• _Given problem_
Locate the string "элемента" in the records below. Copy every line where it occurs.

• _Dataset excerpts_
--- Start ---

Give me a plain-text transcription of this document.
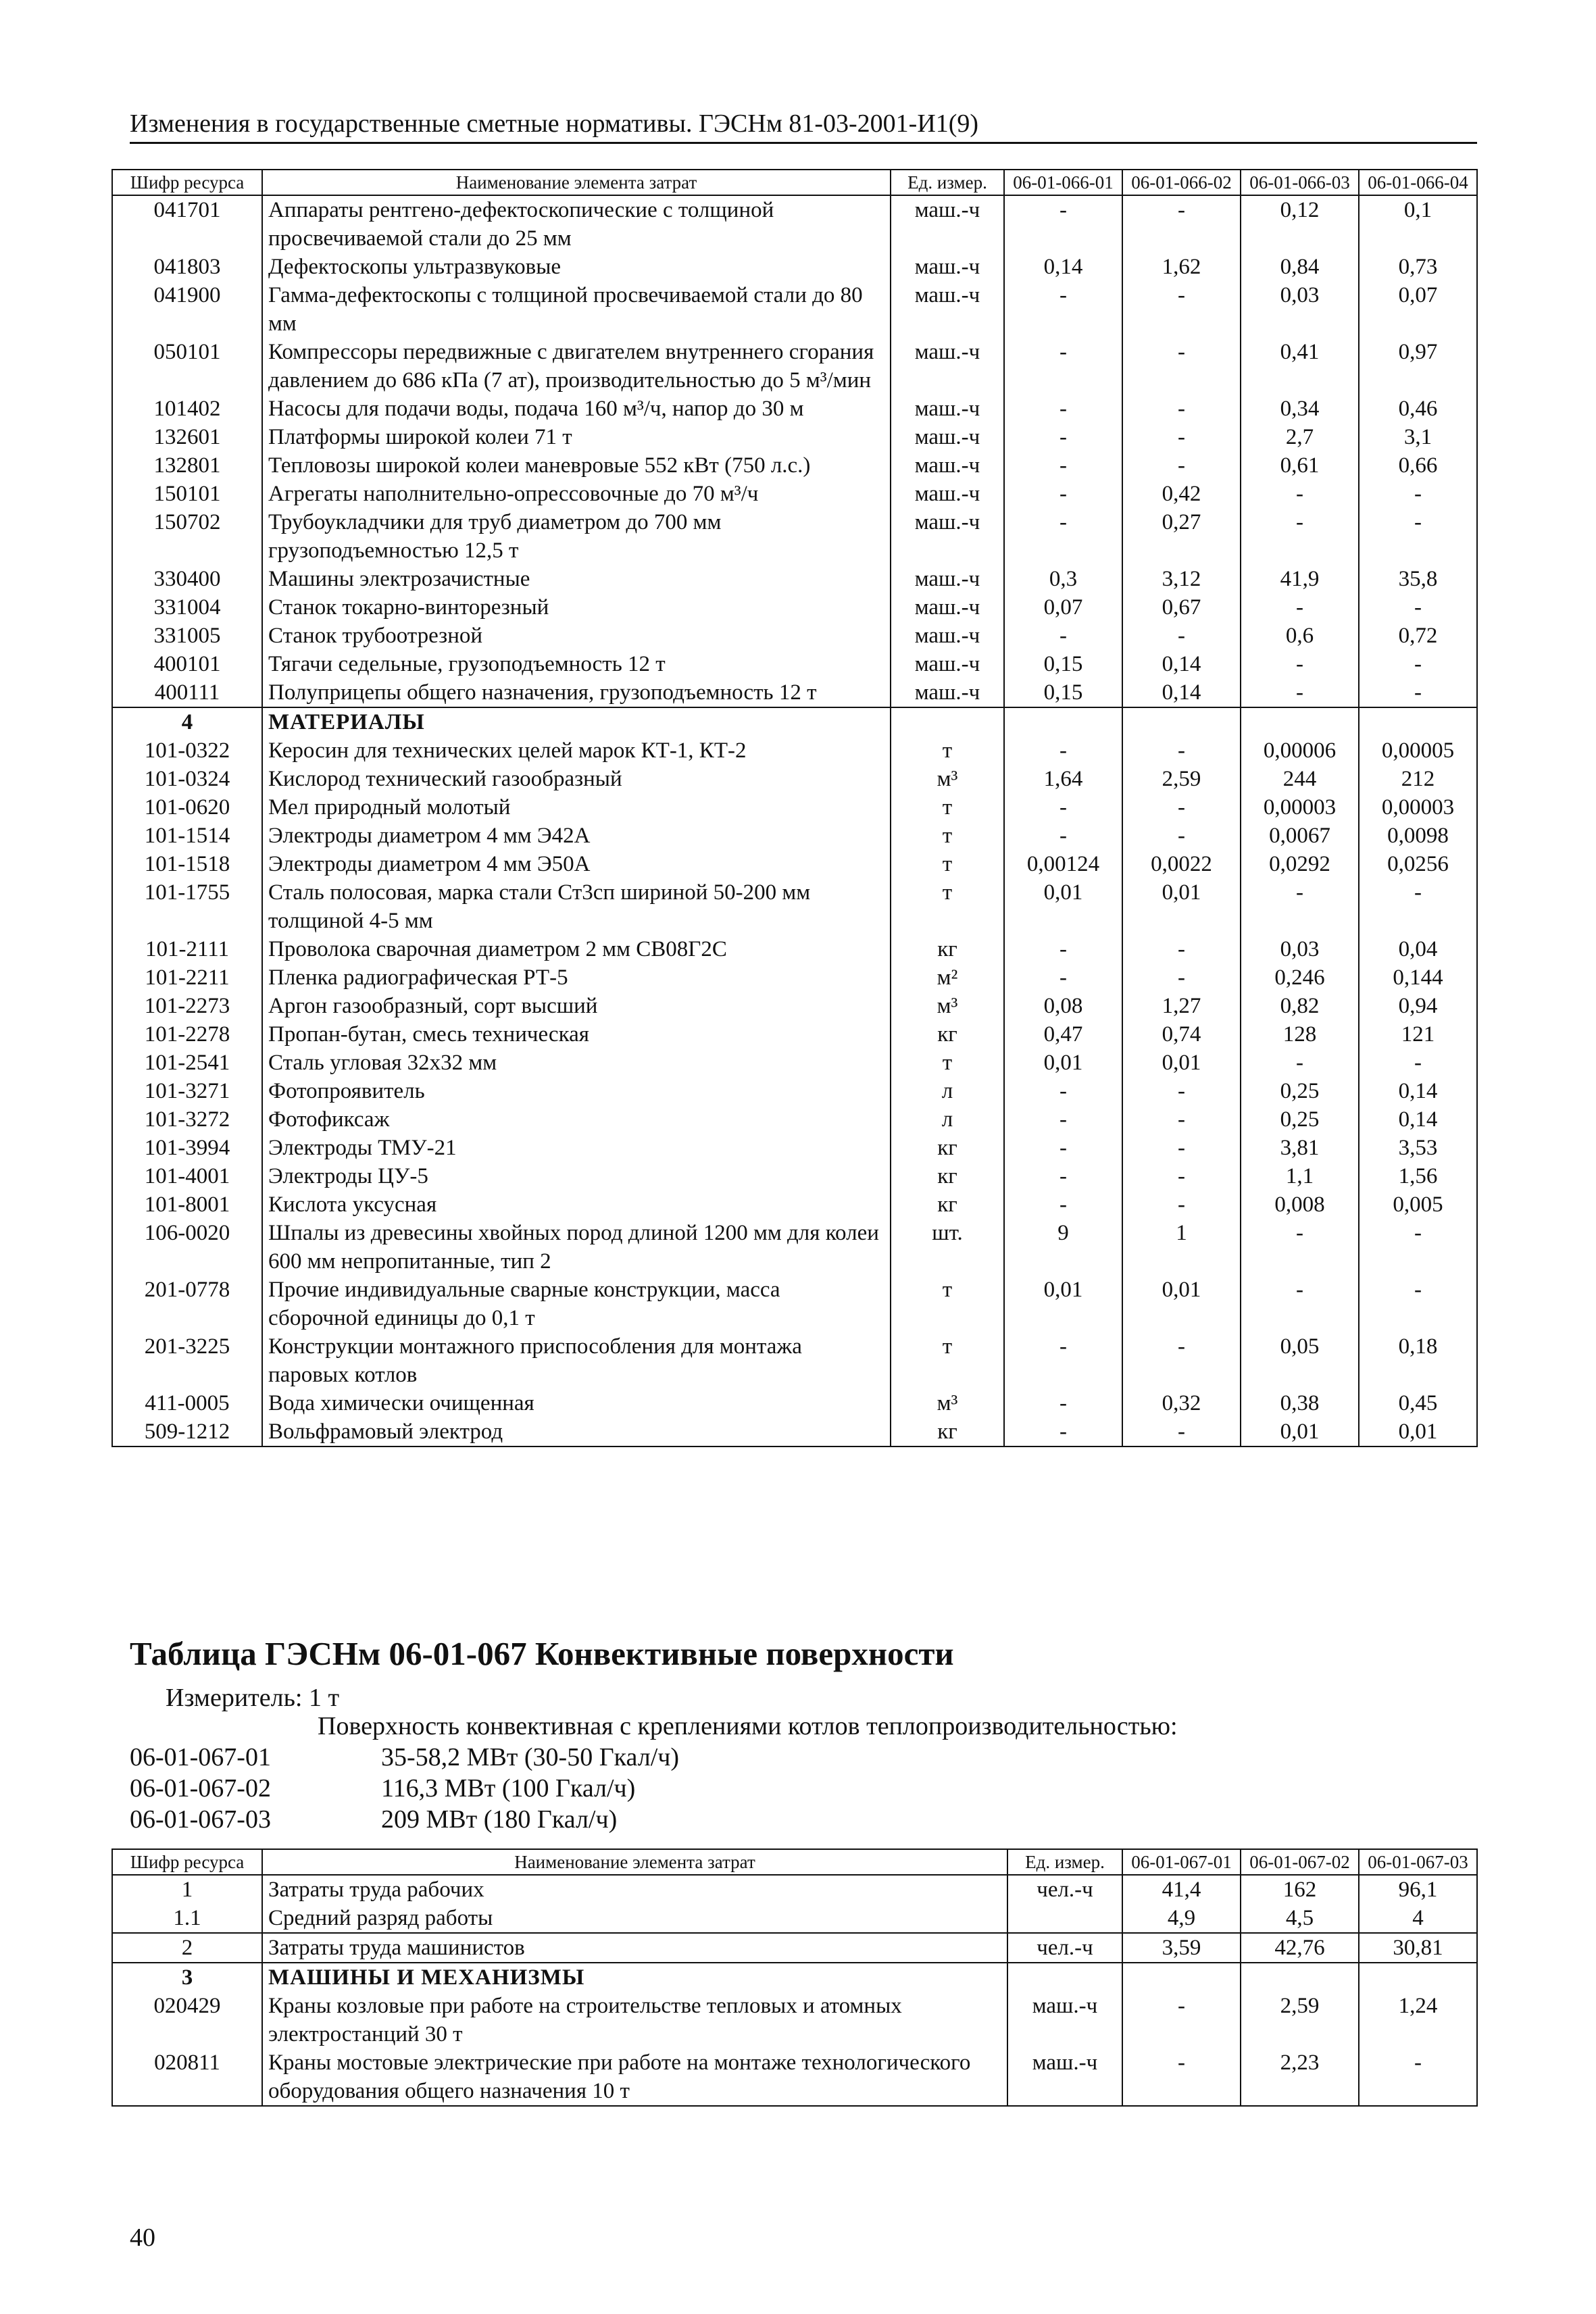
Изменения в государственные сметные нормативы. ГЭСНм 81-03-2001-И1(9)
Шифр ресурса	Наименование элемента затрат	Ед. измер.	06-01-066-01	06-01-066-02	06-01-066-03	06-01-066-04
041701	Аппараты рентгено-дефектоскопические с толщиной просвечиваемой стали до 25 мм	маш.-ч	-	-	0,12	0,1
041803	Дефектоскопы ультразвуковые	маш.-ч	0,14	1,62	0,84	0,73
041900	Гамма-дефектоскопы с толщиной просвечиваемой стали до 80 мм	маш.-ч	-	-	0,03	0,07
050101	Компрессоры передвижные с двигателем внутреннего сгорания давлением до 686 кПа (7 ат), производительностью до 5 м³/мин	маш.-ч	-	-	0,41	0,97
101402	Насосы для подачи воды, подача 160 м³/ч, напор до 30 м	маш.-ч	-	-	0,34	0,46
132601	Платформы широкой колеи 71 т	маш.-ч	-	-	2,7	3,1
132801	Тепловозы широкой колеи маневровые 552 кВт (750 л.с.)	маш.-ч	-	-	0,61	0,66
150101	Агрегаты наполнительно-опрессовочные до 70 м³/ч	маш.-ч	-	0,42	-	-
150702	Трубоукладчики для труб диаметром до 700 мм грузоподъемностью 12,5 т	маш.-ч	-	0,27	-	-
330400	Машины электрозачистные	маш.-ч	0,3	3,12	41,9	35,8
331004	Станок токарно-винторезный	маш.-ч	0,07	0,67	-	-
331005	Станок трубоотрезной	маш.-ч	-	-	0,6	0,72
400101	Тягачи седельные, грузоподъемность 12 т	маш.-ч	0,15	0,14	-	-
400111	Полуприцепы общего назначения, грузоподъемность 12 т	маш.-ч	0,15	0,14	-	-
4	МАТЕРИАЛЫ					
101-0322	Керосин для технических целей марок КТ-1, КТ-2	т	-	-	0,00006	0,00005
101-0324	Кислород технический газообразный	м³	1,64	2,59	244	212
101-0620	Мел природный молотый	т	-	-	0,00003	0,00003
101-1514	Электроды диаметром 4 мм Э42А	т	-	-	0,0067	0,0098
101-1518	Электроды диаметром 4 мм Э50А	т	0,00124	0,0022	0,0292	0,0256
101-1755	Сталь полосовая, марка стали Ст3сп шириной 50-200 мм толщиной 4-5 мм	т	0,01	0,01	-	-
101-2111	Проволока сварочная диаметром 2 мм СВ08Г2С	кг	-	-	0,03	0,04
101-2211	Пленка радиографическая РТ-5	м²	-	-	0,246	0,144
101-2273	Аргон газообразный, сорт высший	м³	0,08	1,27	0,82	0,94
101-2278	Пропан-бутан, смесь техническая	кг	0,47	0,74	128	121
101-2541	Сталь угловая 32х32 мм	т	0,01	0,01	-	-
101-3271	Фотопроявитель	л	-	-	0,25	0,14
101-3272	Фотофиксаж	л	-	-	0,25	0,14
101-3994	Электроды ТМУ-21	кг	-	-	3,81	3,53
101-4001	Электроды ЦУ-5	кг	-	-	1,1	1,56
101-8001	Кислота уксусная	кг	-	-	0,008	0,005
106-0020	Шпалы из древесины хвойных пород длиной 1200 мм для колеи 600 мм непропитанные, тип 2	шт.	9	1	-	-
201-0778	Прочие индивидуальные сварные конструкции, масса сборочной единицы до 0,1 т	т	0,01	0,01	-	-
201-3225	Конструкции монтажного приспособления для монтажа паровых котлов	т	-	-	0,05	0,18
411-0005	Вода химически очищенная	м³	-	0,32	0,38	0,45
509-1212	Вольфрамовый электрод	кг	-	-	0,01	0,01
Таблица ГЭСНм 06-01-067 Конвективные поверхности
Измеритель: 1 т
Поверхность конвективная с креплениями котлов теплопроизводительностью:
06-01-067-01	35-58,2 МВт (30-50 Гкал/ч)
06-01-067-02	116,3 МВт (100 Гкал/ч)
06-01-067-03	209 МВт (180 Гкал/ч)
Шифр ресурса	Наименование элемента затрат	Ед. измер.	06-01-067-01	06-01-067-02	06-01-067-03
1	Затраты труда рабочих	чел.-ч	41,4	162	96,1
1.1	Средний разряд работы		4,9	4,5	4
2	Затраты труда машинистов	чел.-ч	3,59	42,76	30,81
3	МАШИНЫ И МЕХАНИЗМЫ				
020429	Краны козловые при работе на строительстве тепловых и атомных электростанций 30 т	маш.-ч	-	2,59	1,24
020811	Краны мостовые электрические при работе на монтаже технологического оборудования общего назначения 10 т	маш.-ч	-	2,23	-
40
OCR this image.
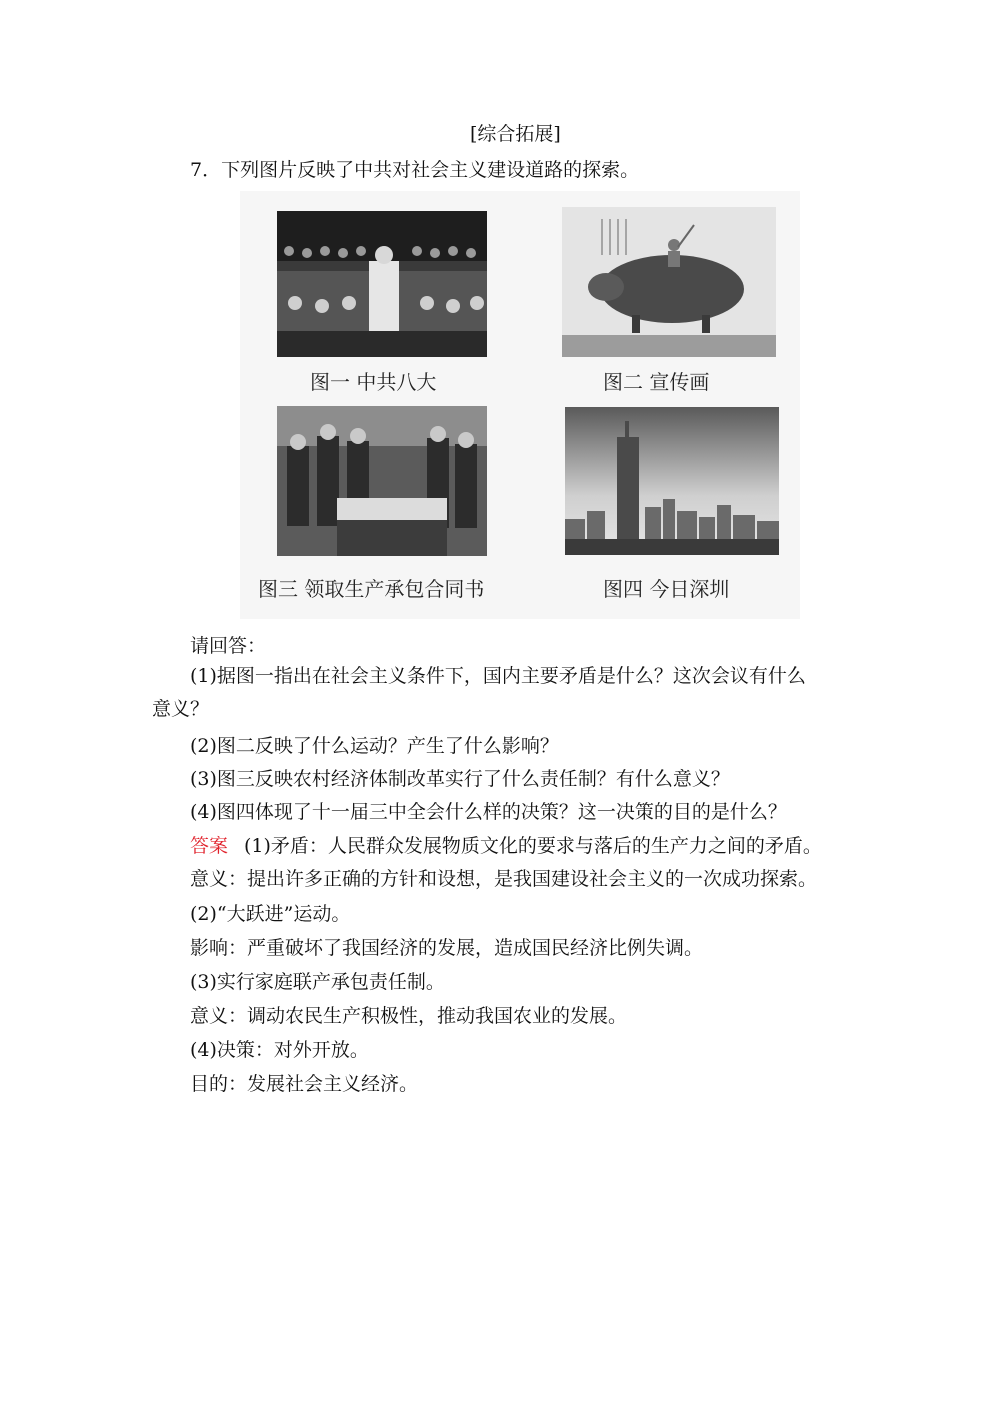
[综合拓展]
7．下列图片反映了中共对社会主义建设道路的探索。
图一 中共八大	图二 宣传画
图三 领取生产承包合同书	图四 今日深圳
请回答：
(1)据图一指出在社会主义条件下，国内主要矛盾是什么？这次会议有什么
意义？
(2)图二反映了什么运动？产生了什么影响？
(3)图三反映农村经济体制改革实行了什么责任制？有什么意义？
(4)图四体现了十一届三中全会什么样的决策？这一决策的目的是什么？
答案 (1)矛盾：人民群众发展物质文化的要求与落后的生产力之间的矛盾。
意义：提出许多正确的方针和设想，是我国建设社会主义的一次成功探索。
(2)“大跃进”运动。
影响：严重破坏了我国经济的发展，造成国民经济比例失调。
(3)实行家庭联产承包责任制。
意义：调动农民生产积极性，推动我国农业的发展。
(4)决策：对外开放。
目的：发展社会主义经济。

--- End ---

• _Response to the exercise_
Шифр ресурса	Наименование элемента затрат	Ед. измер.	06-01-066-01	06-01-066-02	06-01-066-03	06-01-066-04
Шифр ресурса	Наименование элемента затрат	Ед. измер.	06-01-067-01	06-01-067-02	06-01-067-03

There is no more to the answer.